Below are some records. Pull every line that contains the word "area".

Data entries
(begin)
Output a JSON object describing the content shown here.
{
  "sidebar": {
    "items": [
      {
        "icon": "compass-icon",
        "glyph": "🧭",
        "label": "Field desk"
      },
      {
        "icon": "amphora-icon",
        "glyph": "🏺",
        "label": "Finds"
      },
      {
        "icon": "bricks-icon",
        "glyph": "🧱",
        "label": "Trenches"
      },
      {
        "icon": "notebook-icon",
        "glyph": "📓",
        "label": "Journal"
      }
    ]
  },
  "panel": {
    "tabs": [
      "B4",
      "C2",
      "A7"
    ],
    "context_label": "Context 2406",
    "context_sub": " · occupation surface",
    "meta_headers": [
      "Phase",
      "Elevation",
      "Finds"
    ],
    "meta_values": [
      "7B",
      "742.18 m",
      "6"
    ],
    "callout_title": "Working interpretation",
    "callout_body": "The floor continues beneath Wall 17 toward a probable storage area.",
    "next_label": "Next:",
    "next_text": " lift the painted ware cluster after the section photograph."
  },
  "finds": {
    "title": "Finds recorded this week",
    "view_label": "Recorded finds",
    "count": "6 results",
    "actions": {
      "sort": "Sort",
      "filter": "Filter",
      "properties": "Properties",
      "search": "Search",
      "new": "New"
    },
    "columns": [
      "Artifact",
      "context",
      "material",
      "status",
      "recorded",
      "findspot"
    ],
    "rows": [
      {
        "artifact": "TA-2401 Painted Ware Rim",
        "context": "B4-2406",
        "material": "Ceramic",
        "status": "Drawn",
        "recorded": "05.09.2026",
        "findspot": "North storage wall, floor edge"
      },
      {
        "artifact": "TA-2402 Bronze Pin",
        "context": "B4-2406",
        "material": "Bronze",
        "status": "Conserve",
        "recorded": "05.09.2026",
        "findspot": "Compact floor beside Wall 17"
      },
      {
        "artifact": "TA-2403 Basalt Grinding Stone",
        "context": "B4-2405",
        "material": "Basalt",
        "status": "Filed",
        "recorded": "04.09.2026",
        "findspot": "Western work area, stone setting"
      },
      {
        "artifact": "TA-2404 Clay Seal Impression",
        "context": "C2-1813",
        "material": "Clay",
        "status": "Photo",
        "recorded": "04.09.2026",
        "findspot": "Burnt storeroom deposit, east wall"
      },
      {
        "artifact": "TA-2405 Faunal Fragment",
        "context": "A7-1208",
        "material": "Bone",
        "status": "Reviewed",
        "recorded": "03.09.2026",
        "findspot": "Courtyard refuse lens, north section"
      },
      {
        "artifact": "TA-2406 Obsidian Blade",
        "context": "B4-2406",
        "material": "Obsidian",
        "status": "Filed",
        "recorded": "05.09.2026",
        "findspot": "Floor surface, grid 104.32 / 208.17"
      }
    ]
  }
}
(end)
-- FULL OUTPUT --
    "callout_body": "The floor continues beneath Wall 17 toward a probable storage area.",
        "findspot": "Western work area, stone setting"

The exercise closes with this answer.